◆ What is expected
Find how many lines hold the word "ffffff". Give only the number.

###

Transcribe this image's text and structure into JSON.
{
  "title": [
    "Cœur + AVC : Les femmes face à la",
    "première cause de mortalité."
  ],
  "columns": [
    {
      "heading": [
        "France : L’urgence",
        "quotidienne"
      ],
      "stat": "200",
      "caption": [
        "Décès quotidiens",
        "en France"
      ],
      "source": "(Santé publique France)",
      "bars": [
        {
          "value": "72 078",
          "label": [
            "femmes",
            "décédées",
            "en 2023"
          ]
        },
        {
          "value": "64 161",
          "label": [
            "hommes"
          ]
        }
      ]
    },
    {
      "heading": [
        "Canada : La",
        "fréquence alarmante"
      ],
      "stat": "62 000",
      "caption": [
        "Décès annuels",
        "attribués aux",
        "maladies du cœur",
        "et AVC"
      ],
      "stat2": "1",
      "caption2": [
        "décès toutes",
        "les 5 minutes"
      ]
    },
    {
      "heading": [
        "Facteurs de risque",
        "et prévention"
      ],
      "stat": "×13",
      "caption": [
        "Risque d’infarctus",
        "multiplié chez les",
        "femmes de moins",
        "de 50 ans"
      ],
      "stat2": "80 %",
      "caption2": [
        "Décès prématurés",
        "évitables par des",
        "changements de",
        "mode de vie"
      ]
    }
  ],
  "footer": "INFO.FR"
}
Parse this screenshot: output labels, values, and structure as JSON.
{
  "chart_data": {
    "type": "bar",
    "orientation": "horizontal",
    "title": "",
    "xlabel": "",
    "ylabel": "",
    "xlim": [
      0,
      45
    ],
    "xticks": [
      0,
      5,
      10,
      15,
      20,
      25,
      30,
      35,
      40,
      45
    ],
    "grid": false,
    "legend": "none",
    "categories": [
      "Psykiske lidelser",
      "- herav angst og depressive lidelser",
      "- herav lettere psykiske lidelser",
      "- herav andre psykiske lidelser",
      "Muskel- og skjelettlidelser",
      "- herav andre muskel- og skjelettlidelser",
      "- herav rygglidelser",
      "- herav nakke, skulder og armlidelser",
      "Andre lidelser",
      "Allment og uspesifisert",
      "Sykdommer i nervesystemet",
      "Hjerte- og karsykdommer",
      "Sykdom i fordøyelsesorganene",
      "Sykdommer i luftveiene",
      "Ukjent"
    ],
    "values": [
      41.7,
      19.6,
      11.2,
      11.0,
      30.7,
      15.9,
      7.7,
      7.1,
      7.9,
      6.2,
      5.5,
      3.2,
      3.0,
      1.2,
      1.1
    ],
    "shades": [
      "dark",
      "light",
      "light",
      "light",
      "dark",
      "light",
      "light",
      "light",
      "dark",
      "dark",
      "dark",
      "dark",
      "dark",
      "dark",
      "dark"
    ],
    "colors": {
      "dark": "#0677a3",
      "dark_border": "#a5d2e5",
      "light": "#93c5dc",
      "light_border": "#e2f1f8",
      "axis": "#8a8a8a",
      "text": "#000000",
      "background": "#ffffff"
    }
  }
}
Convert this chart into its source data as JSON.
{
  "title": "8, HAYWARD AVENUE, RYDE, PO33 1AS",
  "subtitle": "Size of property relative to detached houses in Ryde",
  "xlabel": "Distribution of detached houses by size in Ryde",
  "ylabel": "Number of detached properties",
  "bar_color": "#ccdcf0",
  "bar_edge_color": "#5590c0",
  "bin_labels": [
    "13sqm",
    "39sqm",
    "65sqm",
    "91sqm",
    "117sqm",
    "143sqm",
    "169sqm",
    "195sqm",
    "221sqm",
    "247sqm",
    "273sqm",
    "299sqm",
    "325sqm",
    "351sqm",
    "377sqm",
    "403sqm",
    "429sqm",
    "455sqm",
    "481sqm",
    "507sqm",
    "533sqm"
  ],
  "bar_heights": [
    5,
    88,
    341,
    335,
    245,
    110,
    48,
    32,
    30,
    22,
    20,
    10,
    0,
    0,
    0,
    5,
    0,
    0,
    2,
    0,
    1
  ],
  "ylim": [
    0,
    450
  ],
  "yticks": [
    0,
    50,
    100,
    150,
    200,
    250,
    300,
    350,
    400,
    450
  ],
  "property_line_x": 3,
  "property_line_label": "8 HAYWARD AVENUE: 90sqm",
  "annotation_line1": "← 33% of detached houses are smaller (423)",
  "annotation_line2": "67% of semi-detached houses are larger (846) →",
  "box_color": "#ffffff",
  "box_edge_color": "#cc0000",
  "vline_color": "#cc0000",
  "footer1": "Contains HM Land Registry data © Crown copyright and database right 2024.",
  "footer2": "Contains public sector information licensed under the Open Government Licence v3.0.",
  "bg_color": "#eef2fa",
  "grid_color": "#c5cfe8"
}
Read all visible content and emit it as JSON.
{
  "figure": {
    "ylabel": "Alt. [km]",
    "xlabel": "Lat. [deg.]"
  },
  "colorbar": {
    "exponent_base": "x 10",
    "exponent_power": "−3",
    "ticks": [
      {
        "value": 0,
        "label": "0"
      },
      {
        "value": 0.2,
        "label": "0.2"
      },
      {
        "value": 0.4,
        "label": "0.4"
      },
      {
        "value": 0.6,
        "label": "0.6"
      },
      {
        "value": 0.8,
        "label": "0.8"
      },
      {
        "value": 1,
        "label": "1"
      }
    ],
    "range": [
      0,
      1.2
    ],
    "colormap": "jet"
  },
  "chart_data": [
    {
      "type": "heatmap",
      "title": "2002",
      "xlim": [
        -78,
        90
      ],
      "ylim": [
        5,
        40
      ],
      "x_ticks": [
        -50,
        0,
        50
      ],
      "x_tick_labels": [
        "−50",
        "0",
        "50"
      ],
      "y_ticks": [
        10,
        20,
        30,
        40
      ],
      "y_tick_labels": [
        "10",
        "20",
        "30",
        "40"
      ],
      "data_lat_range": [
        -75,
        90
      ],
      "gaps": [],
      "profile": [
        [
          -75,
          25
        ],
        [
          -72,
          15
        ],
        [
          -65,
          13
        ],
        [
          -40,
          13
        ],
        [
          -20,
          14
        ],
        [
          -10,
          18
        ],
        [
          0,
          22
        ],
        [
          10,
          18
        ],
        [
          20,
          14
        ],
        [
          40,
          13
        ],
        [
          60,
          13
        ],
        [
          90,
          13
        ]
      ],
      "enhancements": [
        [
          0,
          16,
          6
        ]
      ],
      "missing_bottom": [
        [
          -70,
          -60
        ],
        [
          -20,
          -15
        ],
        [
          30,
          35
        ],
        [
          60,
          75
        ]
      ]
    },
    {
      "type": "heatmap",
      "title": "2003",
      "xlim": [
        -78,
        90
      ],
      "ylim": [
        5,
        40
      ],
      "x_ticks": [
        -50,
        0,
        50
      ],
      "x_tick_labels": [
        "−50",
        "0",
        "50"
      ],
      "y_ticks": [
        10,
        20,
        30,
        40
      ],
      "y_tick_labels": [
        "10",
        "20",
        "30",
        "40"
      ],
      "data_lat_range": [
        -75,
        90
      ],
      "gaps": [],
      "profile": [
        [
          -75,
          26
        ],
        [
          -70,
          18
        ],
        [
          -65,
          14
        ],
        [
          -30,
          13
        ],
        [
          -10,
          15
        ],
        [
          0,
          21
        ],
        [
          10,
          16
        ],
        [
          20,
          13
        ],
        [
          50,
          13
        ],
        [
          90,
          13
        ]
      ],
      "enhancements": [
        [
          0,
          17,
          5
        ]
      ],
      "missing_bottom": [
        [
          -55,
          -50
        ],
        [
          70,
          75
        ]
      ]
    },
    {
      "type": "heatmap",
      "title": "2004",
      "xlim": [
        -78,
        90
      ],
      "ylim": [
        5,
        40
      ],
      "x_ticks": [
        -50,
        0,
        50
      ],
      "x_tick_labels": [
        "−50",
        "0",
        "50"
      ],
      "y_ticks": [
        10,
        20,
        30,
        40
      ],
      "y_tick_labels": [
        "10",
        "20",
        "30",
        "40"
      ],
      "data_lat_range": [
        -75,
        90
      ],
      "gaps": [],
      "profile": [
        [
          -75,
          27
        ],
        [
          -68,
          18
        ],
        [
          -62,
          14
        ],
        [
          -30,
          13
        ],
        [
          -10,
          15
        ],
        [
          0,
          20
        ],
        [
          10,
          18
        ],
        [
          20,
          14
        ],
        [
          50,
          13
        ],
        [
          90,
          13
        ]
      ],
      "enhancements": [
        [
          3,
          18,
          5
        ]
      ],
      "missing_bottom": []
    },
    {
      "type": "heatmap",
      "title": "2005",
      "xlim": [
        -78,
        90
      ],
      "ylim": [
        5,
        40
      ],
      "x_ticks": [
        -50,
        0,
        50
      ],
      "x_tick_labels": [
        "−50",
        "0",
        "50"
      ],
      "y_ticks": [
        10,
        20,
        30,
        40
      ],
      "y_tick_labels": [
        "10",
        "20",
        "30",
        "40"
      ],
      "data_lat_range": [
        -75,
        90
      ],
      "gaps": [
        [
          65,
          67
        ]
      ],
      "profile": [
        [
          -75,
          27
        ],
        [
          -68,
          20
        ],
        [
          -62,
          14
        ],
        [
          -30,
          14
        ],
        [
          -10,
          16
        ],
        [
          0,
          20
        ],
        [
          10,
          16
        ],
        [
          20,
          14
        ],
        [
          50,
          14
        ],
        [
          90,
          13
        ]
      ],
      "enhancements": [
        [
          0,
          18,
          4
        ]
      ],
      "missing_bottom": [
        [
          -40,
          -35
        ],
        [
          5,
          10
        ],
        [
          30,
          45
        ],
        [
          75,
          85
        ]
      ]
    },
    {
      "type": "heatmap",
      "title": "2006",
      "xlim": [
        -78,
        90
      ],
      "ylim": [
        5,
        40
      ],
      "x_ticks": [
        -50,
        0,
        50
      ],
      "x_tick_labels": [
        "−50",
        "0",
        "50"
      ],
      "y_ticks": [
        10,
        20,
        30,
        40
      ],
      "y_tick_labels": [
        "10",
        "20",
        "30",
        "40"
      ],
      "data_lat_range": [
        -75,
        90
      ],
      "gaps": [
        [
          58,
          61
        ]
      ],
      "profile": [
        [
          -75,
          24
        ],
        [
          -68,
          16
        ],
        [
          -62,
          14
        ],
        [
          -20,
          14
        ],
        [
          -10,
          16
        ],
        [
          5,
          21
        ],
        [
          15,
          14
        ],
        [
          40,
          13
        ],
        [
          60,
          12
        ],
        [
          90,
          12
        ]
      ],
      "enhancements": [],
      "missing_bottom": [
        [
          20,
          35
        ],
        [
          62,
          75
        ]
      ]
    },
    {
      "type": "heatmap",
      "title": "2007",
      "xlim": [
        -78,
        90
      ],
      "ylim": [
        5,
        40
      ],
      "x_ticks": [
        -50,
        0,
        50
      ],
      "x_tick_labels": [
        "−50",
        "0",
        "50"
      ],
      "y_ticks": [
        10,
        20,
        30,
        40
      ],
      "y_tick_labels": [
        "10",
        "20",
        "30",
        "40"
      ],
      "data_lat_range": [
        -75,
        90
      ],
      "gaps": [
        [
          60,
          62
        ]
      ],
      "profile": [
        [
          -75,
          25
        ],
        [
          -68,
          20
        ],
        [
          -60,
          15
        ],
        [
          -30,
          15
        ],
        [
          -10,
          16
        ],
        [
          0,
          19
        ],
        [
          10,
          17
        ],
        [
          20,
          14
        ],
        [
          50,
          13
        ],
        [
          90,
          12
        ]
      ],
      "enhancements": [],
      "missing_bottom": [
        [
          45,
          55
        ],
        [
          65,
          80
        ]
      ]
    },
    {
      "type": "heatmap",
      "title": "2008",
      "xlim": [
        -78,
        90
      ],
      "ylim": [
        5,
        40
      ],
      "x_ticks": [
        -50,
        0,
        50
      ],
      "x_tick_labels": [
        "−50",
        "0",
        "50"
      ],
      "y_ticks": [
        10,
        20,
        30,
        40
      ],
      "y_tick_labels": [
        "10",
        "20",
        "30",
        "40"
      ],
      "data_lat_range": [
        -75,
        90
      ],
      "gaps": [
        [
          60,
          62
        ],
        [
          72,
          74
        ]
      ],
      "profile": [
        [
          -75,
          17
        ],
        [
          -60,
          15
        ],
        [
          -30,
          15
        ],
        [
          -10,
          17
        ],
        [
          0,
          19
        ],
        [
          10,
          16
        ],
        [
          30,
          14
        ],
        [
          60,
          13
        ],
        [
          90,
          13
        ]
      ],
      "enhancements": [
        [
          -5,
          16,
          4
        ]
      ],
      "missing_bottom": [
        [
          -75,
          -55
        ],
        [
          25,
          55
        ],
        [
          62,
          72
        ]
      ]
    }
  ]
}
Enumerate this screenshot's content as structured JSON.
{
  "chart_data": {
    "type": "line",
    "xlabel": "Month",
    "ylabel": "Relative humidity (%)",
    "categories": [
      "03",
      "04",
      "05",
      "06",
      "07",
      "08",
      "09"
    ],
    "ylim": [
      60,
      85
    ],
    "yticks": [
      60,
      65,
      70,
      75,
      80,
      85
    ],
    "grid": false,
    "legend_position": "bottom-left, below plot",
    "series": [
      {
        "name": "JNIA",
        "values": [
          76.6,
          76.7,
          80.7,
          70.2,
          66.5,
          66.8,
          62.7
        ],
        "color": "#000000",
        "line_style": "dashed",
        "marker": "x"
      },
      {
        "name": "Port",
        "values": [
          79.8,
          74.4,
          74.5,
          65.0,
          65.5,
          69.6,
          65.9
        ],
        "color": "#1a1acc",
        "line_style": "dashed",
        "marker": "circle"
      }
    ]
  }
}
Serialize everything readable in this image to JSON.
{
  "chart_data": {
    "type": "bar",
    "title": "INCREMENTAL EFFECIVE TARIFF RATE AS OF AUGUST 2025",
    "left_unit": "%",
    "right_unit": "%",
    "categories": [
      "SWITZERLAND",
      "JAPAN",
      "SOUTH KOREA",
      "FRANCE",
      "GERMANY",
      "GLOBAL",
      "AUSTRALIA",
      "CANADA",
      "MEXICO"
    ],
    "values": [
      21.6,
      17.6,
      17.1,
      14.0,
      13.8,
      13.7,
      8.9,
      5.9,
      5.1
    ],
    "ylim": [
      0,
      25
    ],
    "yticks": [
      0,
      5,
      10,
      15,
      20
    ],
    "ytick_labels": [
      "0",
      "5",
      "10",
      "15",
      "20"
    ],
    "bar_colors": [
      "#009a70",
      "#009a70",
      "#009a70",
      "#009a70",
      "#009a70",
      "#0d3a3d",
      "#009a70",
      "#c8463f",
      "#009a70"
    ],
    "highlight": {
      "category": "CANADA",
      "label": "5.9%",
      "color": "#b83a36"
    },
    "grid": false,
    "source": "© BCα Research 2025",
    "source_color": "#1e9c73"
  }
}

###

◆ Response to the task
2